-- BEGIN DATA FOR THIS EXERCISE --
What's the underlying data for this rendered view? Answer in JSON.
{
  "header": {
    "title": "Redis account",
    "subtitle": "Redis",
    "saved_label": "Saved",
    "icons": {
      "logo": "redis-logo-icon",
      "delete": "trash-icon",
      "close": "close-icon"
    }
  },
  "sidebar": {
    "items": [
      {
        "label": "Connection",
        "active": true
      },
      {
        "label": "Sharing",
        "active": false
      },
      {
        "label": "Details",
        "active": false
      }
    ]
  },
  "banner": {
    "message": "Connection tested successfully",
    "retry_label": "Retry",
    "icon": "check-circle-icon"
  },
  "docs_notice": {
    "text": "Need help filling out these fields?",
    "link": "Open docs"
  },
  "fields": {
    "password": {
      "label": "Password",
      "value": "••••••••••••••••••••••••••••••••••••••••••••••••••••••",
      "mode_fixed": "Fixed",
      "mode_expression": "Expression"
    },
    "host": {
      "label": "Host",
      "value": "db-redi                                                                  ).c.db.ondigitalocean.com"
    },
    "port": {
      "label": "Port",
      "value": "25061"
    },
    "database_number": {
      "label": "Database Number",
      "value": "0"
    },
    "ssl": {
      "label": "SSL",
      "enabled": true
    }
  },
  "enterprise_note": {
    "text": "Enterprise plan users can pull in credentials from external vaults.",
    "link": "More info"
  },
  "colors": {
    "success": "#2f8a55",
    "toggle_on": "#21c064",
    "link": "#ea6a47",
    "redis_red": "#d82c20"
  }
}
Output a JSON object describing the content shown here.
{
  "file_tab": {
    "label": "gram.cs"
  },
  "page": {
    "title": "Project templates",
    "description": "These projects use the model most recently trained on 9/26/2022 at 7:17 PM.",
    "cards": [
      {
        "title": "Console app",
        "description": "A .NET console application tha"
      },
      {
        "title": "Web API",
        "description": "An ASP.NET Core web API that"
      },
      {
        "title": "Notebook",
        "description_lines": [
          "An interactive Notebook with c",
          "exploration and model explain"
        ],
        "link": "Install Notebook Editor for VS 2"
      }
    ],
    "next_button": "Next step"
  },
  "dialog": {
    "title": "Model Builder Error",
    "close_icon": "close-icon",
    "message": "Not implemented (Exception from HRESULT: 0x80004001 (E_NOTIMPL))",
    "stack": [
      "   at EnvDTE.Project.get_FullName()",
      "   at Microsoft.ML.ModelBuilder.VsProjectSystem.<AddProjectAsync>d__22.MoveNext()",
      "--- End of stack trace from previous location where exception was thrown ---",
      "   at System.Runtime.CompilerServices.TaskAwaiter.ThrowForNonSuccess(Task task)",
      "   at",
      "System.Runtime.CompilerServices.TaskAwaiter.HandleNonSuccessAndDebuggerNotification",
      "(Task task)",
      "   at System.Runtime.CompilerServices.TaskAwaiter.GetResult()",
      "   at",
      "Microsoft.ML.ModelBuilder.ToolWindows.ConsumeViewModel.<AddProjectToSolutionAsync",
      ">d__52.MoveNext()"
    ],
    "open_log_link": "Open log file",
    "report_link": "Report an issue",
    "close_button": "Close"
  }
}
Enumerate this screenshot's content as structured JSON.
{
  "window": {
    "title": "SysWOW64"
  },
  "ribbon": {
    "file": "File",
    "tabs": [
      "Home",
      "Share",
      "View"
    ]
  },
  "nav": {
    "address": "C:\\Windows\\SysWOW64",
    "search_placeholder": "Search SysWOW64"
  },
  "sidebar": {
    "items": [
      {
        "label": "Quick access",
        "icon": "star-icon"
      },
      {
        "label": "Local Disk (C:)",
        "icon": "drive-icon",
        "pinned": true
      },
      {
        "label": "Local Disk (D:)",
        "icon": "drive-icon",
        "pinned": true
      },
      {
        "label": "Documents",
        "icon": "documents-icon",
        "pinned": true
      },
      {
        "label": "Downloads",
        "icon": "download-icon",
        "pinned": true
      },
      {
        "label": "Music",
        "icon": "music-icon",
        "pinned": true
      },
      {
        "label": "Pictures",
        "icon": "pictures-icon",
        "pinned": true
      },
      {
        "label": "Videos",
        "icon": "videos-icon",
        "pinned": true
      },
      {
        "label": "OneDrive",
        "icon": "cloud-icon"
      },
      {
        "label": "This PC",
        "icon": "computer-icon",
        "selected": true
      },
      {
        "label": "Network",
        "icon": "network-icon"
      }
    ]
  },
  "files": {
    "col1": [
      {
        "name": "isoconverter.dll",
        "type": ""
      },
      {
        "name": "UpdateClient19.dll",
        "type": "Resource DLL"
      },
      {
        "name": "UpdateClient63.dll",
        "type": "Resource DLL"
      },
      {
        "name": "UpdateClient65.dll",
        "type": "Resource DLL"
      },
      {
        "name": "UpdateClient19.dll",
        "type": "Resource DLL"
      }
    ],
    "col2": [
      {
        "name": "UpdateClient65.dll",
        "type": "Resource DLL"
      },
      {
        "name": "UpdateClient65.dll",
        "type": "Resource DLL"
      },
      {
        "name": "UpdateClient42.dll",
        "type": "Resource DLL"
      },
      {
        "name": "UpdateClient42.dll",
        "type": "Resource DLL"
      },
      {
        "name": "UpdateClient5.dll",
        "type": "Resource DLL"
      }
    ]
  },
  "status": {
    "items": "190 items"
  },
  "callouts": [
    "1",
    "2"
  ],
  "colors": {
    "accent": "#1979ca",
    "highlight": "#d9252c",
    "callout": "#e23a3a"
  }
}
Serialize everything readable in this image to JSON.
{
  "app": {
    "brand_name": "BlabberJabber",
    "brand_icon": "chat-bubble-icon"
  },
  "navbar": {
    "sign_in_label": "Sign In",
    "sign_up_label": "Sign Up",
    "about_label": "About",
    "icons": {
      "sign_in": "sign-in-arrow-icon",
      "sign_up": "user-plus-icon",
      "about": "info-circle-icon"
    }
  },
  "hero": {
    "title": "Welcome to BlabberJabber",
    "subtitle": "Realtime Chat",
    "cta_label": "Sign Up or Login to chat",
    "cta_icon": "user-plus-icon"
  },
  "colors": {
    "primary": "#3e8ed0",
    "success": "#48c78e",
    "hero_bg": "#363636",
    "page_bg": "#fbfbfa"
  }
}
-- END DATA FOR THIS EXERCISE --
## WHAT YOU NEED TO DO
Look through the listing and extract every line with "plus" in it.

## FINISHED ANSWER
      "sign_up": "user-plus-icon",
    "cta_icon": "user-plus-icon"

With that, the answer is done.